(Figure dataset records)
>>
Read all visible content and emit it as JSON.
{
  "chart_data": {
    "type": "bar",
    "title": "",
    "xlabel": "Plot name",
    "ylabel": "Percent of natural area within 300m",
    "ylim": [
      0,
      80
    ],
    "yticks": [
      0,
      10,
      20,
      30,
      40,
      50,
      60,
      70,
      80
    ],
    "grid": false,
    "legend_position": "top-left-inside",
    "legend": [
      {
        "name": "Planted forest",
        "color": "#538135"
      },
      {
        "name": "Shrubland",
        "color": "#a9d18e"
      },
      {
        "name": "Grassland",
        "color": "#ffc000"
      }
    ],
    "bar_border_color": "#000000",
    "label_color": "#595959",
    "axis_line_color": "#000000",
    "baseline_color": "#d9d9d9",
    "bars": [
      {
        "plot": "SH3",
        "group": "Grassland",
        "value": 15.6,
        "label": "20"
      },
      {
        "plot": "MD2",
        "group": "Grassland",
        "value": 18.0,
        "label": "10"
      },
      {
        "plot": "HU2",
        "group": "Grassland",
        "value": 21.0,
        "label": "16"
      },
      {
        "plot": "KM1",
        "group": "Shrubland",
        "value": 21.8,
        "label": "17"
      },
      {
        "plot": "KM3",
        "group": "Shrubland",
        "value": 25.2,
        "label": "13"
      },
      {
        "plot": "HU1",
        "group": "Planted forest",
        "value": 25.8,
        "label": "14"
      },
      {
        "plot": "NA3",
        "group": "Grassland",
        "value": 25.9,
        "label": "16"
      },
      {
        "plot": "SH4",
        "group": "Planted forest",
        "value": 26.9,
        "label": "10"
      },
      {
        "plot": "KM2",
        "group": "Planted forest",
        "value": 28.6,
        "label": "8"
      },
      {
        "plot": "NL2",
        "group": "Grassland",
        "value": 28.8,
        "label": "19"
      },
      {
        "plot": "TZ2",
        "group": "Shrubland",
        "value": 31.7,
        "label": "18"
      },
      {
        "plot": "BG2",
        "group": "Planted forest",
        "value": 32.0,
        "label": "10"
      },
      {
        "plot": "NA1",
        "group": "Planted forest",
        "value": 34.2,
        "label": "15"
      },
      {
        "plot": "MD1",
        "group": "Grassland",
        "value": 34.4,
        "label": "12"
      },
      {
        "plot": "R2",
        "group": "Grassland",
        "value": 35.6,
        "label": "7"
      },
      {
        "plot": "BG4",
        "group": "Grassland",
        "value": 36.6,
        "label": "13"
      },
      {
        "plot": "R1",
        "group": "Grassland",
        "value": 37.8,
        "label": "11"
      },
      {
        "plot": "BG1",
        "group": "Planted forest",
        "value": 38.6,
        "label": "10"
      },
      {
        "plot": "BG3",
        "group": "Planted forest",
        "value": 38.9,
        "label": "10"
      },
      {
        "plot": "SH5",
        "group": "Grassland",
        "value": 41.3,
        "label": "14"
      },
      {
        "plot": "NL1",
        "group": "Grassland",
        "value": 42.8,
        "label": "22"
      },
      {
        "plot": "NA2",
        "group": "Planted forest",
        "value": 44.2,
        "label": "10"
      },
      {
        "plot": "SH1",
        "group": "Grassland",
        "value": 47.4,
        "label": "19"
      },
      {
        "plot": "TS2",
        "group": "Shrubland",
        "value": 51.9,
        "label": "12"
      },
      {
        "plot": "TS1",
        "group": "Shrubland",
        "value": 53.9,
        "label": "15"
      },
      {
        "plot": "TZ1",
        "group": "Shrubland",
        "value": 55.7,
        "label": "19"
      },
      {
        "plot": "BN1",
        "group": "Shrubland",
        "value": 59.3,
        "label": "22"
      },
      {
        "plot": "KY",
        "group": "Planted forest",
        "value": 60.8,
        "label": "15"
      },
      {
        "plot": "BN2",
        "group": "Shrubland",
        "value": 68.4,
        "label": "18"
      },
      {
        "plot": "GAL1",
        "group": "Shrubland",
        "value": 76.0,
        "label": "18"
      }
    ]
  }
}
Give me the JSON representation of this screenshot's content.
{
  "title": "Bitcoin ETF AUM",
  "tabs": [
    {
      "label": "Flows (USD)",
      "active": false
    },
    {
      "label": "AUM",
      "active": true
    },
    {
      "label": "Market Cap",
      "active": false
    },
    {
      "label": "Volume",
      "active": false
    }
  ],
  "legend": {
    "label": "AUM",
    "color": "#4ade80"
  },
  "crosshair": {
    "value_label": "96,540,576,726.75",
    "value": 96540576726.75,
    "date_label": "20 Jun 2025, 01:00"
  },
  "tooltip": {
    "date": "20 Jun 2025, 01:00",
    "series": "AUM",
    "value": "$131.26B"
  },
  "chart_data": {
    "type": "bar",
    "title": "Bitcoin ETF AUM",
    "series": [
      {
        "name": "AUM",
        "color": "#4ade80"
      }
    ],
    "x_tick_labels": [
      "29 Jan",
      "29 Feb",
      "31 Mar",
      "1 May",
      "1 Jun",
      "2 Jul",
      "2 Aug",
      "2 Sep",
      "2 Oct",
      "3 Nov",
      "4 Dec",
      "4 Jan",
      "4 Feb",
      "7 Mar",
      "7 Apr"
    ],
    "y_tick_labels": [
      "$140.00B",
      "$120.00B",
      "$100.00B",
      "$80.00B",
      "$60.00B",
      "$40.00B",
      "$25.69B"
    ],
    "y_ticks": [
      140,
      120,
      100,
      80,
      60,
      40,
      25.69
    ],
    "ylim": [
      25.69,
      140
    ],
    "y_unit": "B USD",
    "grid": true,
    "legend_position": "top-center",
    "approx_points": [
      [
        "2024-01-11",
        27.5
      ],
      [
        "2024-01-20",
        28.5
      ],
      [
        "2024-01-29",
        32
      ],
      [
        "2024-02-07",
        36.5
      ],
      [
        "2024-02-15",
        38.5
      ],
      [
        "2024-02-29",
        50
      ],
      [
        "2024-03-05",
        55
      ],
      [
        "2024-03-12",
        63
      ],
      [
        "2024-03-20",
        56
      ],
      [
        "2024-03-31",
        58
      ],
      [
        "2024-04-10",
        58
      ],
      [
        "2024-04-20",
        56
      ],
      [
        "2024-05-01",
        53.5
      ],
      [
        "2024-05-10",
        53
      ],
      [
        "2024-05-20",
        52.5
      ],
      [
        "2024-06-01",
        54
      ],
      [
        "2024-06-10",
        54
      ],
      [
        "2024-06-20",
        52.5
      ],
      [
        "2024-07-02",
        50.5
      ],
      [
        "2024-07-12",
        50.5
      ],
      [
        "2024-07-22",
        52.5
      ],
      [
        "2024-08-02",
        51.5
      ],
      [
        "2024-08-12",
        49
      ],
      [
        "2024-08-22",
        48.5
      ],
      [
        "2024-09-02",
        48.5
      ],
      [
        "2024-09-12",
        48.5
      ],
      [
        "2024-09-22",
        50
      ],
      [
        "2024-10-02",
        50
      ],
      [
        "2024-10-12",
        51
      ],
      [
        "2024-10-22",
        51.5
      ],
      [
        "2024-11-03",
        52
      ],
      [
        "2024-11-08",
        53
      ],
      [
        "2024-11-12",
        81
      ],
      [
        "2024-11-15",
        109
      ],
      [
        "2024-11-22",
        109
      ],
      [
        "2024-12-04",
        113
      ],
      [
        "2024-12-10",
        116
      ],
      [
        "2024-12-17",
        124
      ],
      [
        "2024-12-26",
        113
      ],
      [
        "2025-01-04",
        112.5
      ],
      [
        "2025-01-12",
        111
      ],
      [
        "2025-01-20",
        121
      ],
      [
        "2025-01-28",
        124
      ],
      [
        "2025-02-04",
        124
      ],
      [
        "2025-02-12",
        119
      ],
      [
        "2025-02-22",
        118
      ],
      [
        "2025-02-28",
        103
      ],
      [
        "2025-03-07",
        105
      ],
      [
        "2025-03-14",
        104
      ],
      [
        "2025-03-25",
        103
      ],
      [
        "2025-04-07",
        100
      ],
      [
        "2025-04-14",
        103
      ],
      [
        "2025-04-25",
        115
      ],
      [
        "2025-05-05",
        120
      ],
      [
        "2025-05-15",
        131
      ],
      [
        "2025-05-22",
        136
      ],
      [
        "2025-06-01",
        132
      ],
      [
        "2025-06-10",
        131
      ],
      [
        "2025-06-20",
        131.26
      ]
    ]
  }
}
<<
JOB » How many of the lines above include the string "content"? Reply with the number by itself.

REPLY TO THE EXERCISE » 2